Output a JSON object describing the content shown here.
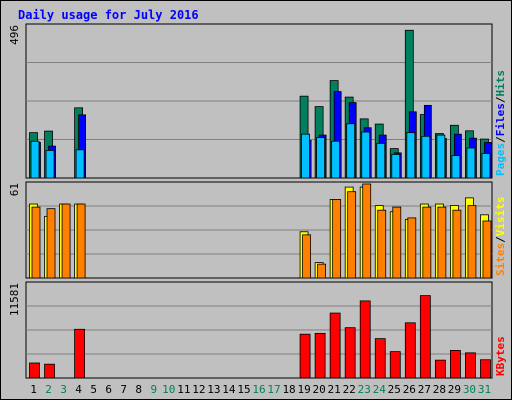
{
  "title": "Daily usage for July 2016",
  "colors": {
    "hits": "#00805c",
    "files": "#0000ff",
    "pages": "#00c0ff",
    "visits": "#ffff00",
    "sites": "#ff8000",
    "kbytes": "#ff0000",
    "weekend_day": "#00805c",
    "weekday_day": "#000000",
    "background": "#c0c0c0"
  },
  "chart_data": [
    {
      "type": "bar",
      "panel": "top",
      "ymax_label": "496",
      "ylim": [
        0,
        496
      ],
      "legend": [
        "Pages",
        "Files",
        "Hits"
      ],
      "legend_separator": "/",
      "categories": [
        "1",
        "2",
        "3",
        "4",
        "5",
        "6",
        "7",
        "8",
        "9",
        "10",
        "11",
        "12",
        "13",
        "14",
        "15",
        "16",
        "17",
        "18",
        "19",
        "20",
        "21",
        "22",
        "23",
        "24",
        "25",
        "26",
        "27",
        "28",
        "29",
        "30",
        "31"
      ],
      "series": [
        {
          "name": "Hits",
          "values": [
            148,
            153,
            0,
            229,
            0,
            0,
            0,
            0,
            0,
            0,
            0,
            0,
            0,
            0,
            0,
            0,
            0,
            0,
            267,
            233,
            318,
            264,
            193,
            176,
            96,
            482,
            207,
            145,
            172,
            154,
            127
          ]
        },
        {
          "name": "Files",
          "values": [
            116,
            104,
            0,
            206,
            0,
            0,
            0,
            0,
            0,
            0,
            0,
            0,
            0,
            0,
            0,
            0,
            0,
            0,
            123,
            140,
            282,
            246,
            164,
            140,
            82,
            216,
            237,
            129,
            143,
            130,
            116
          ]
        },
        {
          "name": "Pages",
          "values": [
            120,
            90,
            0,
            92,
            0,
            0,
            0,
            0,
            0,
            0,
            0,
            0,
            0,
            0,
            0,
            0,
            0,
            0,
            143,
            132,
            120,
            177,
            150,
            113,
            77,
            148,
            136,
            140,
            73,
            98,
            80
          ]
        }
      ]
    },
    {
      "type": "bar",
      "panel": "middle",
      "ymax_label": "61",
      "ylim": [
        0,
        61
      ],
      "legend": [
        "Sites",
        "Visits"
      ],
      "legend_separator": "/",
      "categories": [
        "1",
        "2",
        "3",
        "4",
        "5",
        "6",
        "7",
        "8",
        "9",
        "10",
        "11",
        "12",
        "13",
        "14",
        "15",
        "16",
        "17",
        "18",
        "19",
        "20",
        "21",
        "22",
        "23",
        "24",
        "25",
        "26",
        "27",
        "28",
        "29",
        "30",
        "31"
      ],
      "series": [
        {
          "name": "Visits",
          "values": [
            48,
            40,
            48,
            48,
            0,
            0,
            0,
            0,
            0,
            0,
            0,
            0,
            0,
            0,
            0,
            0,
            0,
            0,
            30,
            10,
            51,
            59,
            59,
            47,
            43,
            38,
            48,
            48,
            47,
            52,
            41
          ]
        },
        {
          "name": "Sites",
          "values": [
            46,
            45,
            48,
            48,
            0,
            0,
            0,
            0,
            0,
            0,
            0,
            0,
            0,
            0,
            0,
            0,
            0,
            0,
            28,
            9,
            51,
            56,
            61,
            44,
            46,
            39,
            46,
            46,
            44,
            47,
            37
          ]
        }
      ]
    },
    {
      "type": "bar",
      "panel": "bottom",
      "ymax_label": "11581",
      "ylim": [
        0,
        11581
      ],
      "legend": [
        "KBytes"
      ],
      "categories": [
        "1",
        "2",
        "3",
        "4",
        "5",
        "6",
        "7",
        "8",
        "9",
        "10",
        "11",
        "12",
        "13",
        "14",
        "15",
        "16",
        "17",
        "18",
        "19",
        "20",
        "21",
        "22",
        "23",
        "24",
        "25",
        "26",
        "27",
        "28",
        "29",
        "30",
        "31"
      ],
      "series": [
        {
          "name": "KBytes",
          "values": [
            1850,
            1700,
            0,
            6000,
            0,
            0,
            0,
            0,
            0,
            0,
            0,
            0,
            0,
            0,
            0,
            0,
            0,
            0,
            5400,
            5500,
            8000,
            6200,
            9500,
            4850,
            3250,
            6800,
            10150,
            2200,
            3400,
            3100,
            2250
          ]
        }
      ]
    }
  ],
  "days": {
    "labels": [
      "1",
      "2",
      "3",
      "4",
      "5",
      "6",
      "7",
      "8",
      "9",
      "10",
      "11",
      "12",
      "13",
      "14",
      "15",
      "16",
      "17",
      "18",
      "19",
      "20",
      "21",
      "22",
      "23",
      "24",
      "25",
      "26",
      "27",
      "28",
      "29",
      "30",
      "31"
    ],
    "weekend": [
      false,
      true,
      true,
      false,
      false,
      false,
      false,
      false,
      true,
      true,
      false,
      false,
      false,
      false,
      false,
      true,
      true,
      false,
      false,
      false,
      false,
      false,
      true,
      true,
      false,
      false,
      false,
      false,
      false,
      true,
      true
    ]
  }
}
-=-=-
**Your goal**
Check each line above for the string "name", then copy the ones that have it.

**The result**
          "name": "Hits",
          "name": "Files",
          "name": "Pages",
          "name": "Visits",
          "name": "Sites",
          "name": "KBytes",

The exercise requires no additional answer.